Comment by ted_bunny

19 days ago

Has anyone analysed JE's writing style and looked for matches in archived 4chan posts or content from similar platforms? Same with Ghislaine, there should be enough data to identify them atp right? I don't buy the MaxwellHill claims for various reasons but it doesn't mean there's nothing to find.

There was a post on here about a project in stylometry that analyzed HN users comment history. The tool helped find accounts that had an extremely similar writing style to a given account. The site was soon removed due to privacy concerns but many users with multiple account attested to its accuracy

https://news.ycombinator.com/item?id=33755016

It turns out stylometry is actually a pretty well-developed field. It makes me wanna write an AI browser assistant that can take my comments and stylize them randomly to make it harder to use these sorts of forensics against me

  • >It makes me wanna write an AI browser assistant that can take my comments and stylize them randomly to make it harder to use these sorts of forensics against me

    The old trick years ago was to translate from English to different language and back (possibly repeating). I'd be curious how helpful it is against stylometry detection?

    • The old trick years ago was to translate from English to different language and back (possibly repeating). I'd be curious how helpful it is against stylometry detection?

      If you want to be grouped with foreigners who don't know English, it might work well, although word choices may still be distinctive enough to differentiate even when translated.
::::::
Reproduce everything in the stylometry thread from "Comment by ted_bunny" down to "nothing to find.", word for word. The material that comes next stands apart from the stylometry thread.

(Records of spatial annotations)
::::::
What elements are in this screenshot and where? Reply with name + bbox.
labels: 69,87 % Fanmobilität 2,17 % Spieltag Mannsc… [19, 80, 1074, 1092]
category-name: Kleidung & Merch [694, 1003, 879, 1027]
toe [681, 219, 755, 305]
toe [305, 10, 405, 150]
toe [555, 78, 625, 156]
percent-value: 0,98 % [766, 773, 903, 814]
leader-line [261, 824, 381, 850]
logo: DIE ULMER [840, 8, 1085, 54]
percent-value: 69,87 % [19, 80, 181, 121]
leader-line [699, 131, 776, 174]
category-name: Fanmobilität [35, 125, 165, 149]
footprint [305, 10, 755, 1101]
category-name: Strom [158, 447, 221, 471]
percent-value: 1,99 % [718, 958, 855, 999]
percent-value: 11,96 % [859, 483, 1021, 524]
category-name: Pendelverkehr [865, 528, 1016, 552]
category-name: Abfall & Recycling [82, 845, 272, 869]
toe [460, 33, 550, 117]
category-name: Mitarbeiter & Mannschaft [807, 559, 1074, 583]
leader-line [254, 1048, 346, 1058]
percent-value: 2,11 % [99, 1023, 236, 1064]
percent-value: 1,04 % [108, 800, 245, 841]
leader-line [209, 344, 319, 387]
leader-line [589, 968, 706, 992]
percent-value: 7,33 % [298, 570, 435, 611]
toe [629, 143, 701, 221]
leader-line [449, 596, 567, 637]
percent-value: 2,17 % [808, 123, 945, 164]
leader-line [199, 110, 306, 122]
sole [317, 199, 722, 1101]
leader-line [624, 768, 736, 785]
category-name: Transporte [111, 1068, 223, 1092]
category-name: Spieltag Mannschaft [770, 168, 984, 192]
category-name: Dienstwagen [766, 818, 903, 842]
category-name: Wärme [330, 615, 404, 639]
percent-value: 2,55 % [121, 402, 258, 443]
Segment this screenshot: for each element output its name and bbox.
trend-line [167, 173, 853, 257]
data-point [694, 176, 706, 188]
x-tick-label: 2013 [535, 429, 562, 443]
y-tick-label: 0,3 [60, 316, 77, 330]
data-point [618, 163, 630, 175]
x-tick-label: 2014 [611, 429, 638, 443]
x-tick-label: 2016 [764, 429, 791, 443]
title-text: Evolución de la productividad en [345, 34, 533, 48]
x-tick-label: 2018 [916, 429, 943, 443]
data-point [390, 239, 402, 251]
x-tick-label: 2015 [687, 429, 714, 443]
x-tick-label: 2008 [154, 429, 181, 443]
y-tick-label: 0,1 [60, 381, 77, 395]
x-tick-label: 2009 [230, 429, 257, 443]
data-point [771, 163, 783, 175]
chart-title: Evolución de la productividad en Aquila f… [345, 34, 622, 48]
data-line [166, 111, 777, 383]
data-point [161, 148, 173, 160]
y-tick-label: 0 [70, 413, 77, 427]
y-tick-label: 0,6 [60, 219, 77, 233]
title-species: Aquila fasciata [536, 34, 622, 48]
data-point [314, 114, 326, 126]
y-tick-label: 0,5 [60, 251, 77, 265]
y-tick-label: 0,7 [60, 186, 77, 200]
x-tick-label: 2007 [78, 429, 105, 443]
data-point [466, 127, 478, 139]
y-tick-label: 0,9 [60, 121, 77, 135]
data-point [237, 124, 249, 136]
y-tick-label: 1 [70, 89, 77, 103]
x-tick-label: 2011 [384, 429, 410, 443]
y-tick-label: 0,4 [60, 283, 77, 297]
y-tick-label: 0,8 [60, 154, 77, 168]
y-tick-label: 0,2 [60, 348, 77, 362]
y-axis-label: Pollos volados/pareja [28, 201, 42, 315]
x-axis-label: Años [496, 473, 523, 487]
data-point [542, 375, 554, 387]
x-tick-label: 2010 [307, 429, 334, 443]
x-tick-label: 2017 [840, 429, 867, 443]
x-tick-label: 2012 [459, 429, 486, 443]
::::::
● ANSWER TO THIS PROBLEM:
Comment by ted_bunny

19 days ago

Has anyone analysed JE's writing style and looked for matches in archived 4chan posts or content from similar platforms? Same with Ghislaine, there should be enough data to identify them atp right? I don't buy the MaxwellHill claims for various reasons but it doesn't mean there's nothing to find.